Data listing:

(begin)

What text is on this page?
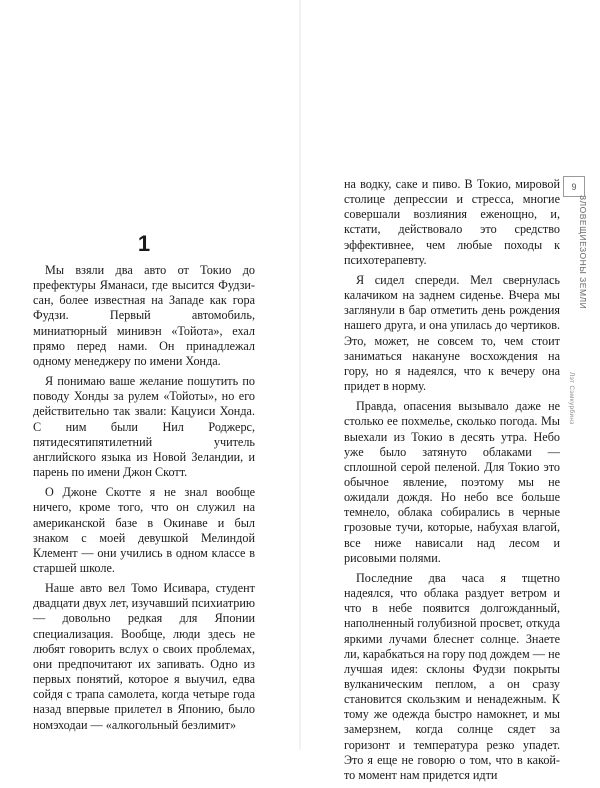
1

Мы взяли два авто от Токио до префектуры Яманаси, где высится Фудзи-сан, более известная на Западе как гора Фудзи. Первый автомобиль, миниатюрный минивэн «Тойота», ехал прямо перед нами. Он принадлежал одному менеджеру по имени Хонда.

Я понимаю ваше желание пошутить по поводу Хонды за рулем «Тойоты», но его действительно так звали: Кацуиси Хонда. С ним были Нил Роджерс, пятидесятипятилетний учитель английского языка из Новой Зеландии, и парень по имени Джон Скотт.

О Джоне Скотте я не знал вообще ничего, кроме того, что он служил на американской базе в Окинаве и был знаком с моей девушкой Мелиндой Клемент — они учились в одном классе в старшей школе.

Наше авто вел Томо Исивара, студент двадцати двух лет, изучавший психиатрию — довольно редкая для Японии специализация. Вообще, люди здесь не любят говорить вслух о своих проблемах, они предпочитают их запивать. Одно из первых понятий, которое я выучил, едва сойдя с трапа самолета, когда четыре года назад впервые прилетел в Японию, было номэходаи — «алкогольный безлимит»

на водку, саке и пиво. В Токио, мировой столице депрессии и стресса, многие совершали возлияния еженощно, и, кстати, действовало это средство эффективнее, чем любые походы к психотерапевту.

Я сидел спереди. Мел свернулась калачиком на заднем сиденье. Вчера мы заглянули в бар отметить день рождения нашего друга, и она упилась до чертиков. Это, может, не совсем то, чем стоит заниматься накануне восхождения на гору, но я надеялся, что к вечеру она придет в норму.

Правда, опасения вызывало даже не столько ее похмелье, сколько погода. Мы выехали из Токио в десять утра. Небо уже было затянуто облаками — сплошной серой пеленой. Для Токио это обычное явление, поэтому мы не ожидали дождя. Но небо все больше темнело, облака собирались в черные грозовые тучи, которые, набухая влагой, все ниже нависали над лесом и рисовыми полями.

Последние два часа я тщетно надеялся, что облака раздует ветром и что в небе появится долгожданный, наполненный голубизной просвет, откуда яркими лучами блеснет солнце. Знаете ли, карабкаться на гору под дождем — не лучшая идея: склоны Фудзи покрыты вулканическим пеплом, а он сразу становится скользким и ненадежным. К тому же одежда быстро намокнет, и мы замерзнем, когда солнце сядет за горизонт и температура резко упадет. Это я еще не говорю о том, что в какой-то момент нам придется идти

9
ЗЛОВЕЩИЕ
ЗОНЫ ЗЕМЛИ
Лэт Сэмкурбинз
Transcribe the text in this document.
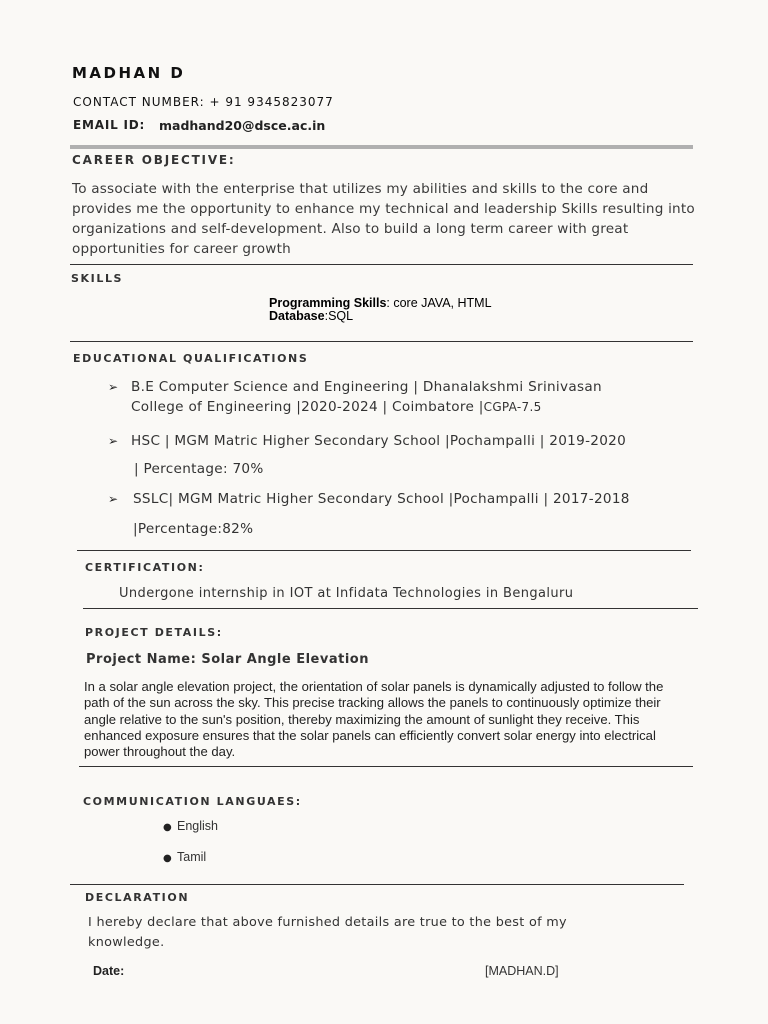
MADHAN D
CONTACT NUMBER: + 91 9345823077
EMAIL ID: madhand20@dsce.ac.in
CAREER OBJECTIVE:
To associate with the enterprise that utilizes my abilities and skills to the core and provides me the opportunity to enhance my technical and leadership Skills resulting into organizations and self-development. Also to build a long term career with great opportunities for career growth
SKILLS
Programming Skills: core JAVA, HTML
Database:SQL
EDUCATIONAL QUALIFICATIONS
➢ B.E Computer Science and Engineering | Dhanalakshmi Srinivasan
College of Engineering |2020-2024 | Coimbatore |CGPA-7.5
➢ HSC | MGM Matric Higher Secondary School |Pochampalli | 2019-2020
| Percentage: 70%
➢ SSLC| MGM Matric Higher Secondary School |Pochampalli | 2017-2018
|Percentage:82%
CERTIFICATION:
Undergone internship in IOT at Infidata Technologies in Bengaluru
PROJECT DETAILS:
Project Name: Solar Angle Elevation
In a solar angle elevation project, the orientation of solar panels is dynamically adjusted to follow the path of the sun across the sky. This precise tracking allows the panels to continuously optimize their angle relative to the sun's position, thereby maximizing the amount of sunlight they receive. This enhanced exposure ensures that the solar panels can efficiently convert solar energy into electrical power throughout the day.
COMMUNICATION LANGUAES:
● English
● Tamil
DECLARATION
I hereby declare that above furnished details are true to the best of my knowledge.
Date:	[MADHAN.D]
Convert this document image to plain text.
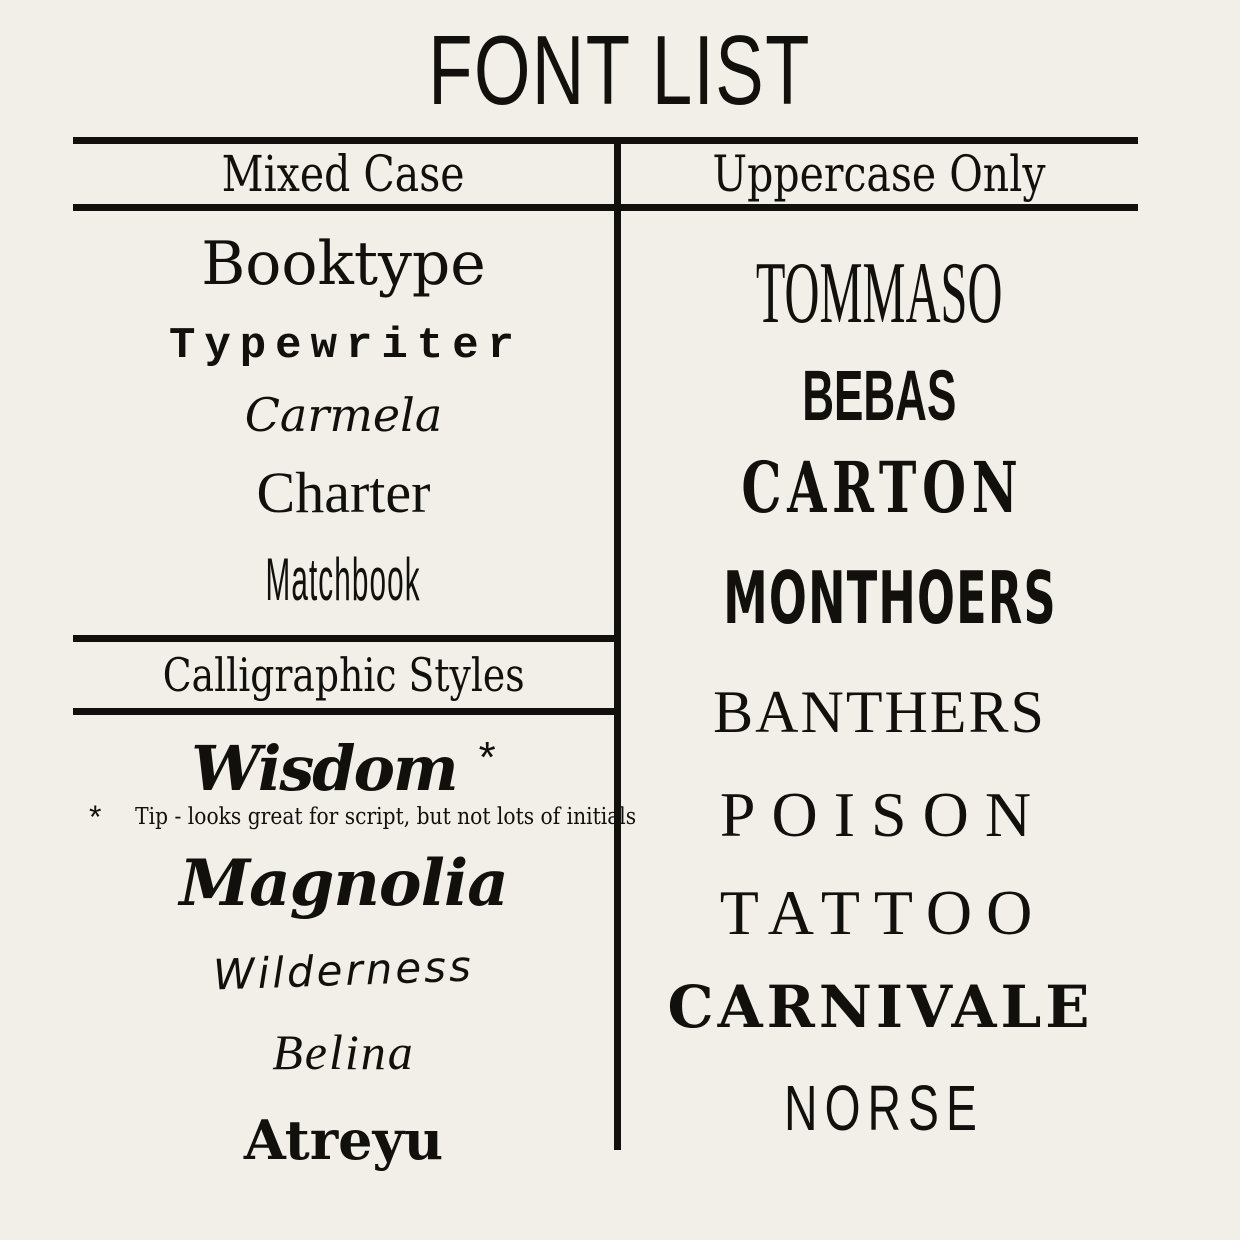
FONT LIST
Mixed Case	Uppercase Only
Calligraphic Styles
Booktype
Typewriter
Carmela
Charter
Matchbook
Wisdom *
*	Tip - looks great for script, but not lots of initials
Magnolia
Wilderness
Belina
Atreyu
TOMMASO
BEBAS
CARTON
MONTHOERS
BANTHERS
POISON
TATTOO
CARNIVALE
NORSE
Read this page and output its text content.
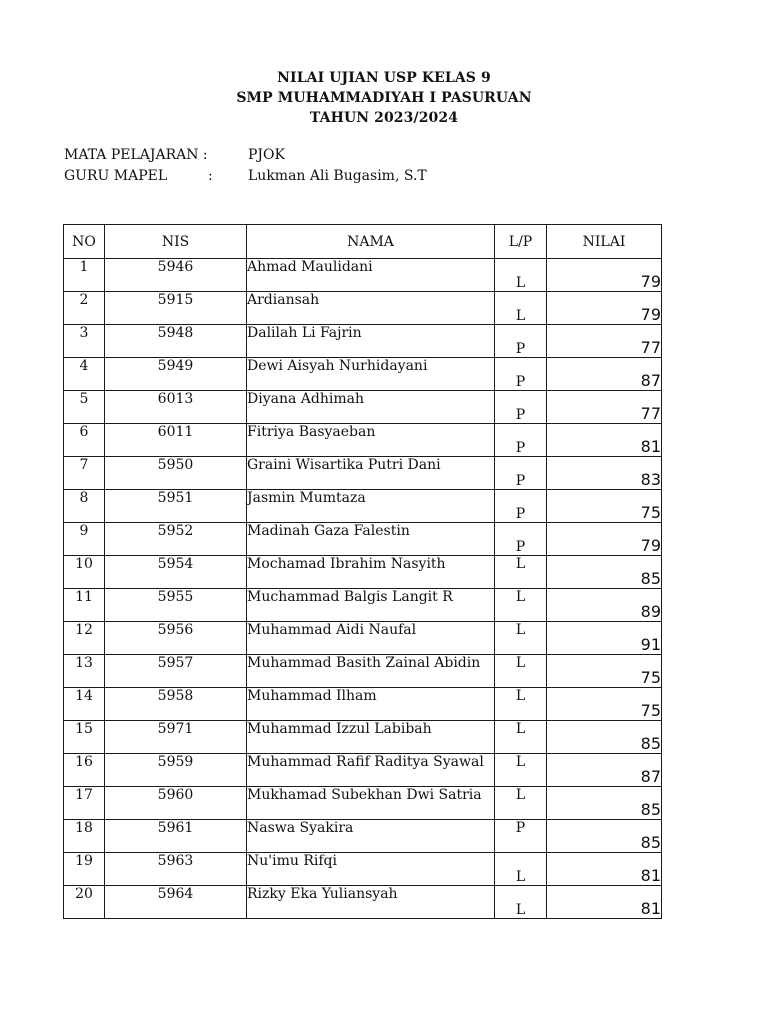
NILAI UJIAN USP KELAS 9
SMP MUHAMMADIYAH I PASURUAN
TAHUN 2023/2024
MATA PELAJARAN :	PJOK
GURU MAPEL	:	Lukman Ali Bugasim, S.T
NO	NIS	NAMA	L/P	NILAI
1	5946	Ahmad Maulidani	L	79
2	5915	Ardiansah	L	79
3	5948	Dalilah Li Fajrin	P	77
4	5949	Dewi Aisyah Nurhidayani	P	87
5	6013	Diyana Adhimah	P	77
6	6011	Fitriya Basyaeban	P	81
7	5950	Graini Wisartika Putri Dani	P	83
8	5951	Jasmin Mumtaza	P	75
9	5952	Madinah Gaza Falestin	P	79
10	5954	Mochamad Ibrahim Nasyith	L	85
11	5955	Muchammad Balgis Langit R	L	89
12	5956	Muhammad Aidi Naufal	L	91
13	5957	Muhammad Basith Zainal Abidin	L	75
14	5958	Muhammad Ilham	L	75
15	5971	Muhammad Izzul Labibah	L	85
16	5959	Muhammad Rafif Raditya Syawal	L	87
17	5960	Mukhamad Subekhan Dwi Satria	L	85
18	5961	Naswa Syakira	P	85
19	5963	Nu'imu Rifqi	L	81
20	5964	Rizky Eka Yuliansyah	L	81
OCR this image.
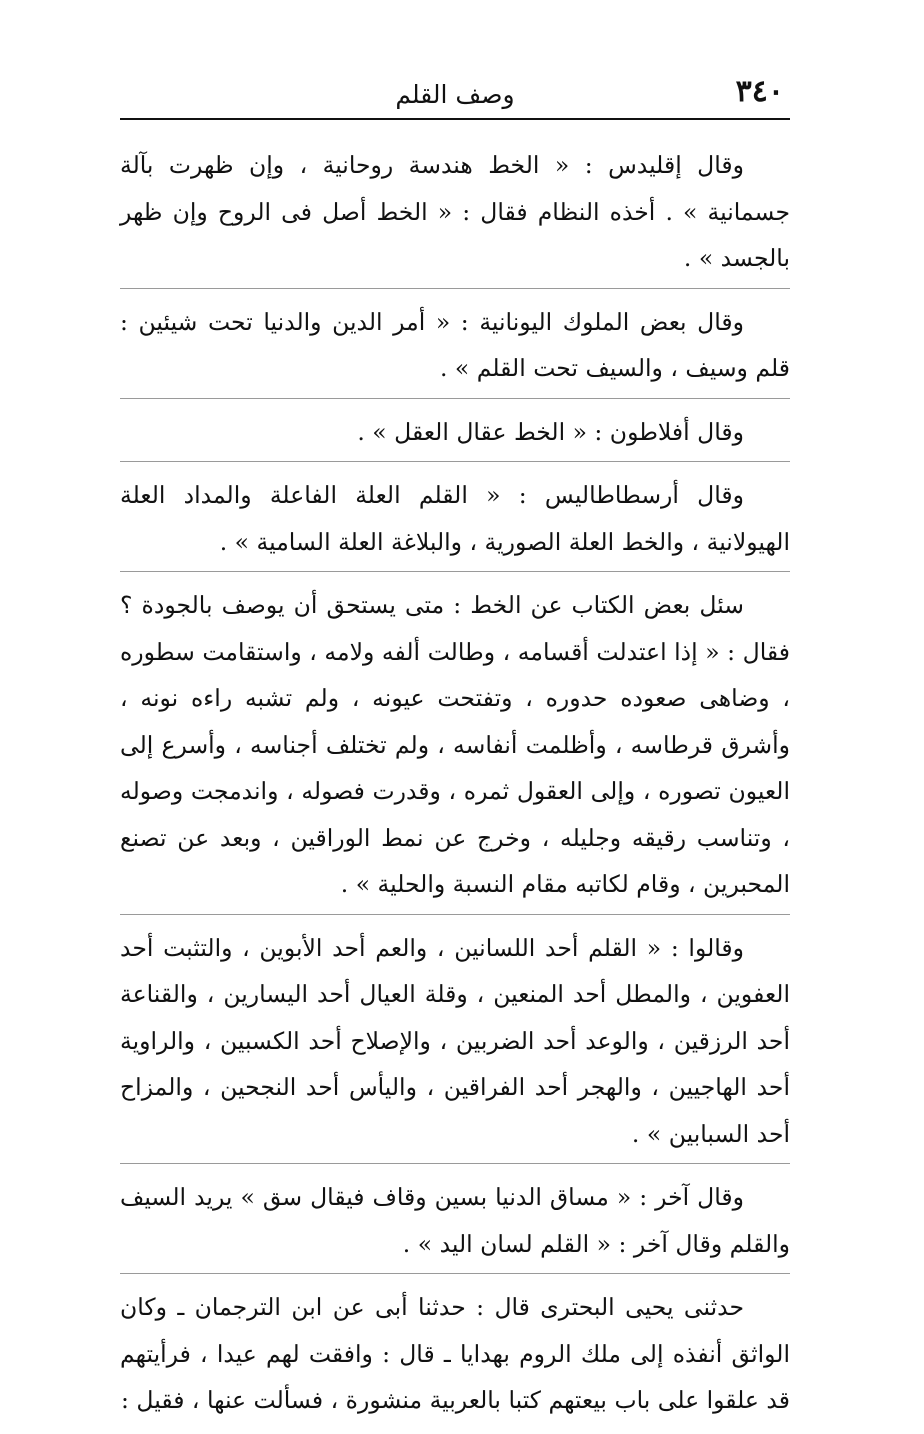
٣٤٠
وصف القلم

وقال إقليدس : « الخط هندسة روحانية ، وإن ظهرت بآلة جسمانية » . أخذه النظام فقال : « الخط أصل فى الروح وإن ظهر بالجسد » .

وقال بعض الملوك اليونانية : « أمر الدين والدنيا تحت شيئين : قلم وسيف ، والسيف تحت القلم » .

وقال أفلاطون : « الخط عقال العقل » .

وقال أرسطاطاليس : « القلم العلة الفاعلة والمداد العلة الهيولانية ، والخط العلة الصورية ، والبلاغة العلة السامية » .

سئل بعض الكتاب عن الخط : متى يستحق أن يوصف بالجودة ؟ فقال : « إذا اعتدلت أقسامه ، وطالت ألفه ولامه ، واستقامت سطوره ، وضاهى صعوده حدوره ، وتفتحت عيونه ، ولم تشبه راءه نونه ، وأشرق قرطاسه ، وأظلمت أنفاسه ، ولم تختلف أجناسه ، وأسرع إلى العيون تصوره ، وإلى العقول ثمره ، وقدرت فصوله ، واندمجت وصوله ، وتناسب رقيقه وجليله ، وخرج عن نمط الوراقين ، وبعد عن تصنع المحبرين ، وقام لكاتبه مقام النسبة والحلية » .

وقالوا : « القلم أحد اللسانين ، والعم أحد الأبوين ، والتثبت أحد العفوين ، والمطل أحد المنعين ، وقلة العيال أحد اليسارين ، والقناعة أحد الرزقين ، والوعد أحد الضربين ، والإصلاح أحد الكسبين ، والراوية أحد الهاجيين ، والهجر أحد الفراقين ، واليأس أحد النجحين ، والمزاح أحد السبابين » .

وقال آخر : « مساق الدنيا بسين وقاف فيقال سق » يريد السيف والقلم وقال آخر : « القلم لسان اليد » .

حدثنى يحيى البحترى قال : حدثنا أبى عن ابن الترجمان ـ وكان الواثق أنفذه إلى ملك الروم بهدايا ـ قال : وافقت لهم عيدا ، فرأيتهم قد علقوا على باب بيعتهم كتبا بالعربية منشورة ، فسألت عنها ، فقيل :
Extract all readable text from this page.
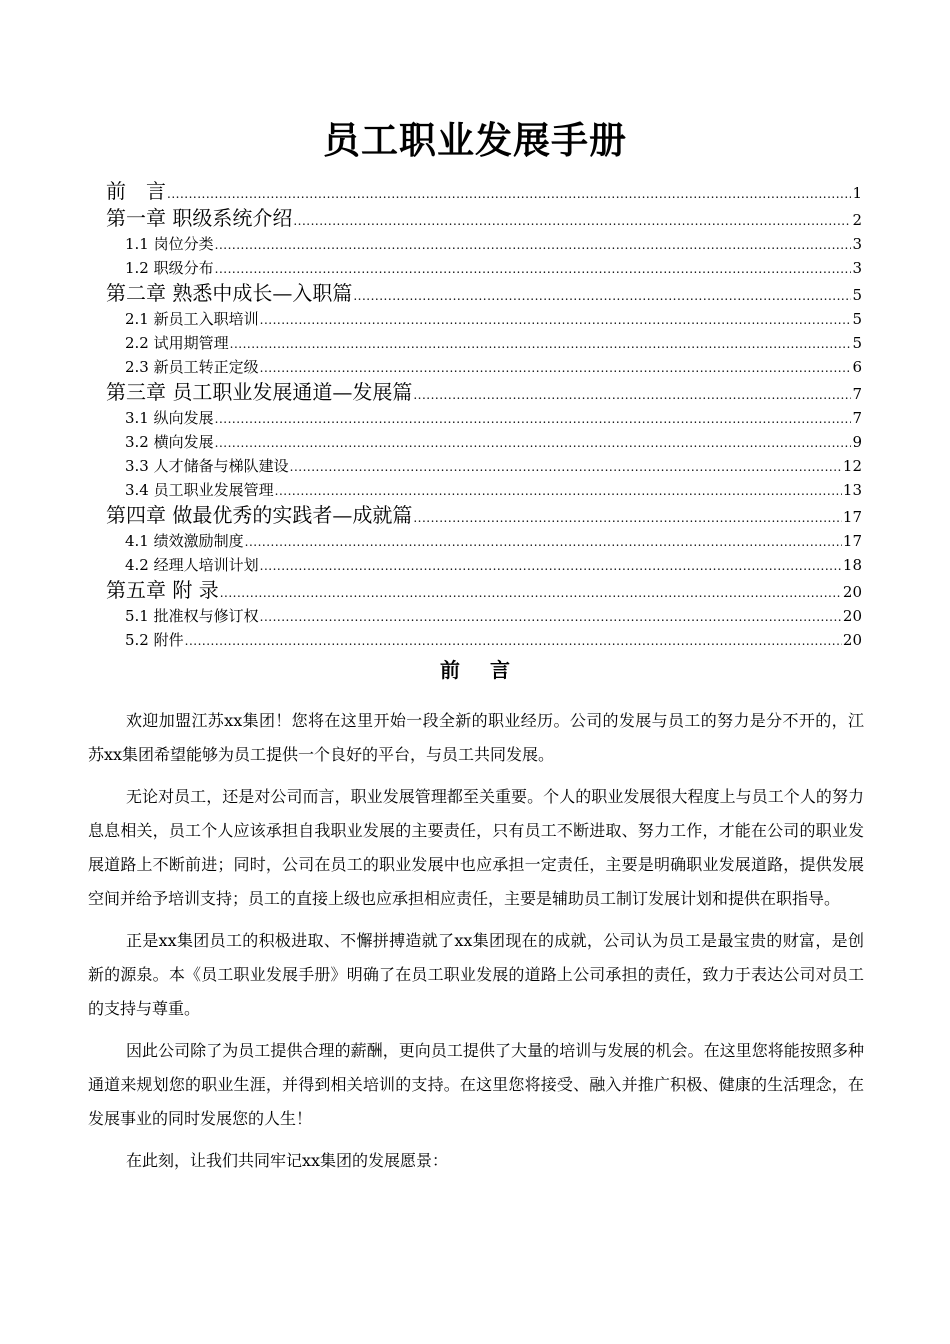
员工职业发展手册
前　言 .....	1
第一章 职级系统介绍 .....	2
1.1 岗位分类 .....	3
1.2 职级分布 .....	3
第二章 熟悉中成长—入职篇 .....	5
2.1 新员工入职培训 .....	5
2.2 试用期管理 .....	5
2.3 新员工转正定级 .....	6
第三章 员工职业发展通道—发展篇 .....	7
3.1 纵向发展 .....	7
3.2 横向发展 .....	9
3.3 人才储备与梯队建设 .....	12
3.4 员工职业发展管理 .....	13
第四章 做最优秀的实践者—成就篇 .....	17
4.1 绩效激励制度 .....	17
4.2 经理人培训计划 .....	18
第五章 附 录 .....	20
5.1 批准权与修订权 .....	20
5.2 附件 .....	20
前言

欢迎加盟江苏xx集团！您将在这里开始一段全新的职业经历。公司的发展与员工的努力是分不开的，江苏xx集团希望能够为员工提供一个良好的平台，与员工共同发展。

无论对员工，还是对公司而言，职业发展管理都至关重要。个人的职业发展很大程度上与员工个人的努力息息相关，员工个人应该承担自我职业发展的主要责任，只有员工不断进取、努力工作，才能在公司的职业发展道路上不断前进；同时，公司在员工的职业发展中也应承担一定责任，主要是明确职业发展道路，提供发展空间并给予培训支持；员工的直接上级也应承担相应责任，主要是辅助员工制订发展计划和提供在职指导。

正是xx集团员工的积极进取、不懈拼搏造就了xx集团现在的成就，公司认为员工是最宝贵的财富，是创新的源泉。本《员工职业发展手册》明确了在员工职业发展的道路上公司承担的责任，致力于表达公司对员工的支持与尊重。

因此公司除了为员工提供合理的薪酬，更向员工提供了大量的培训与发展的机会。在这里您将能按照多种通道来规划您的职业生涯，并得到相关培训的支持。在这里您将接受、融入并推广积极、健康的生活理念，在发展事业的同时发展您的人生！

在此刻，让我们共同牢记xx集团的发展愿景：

(end)

Challenge: Return every line from the records above that holds the word "document".

Task response:
Transcribe the text in this document.
Convert this document image to plain text.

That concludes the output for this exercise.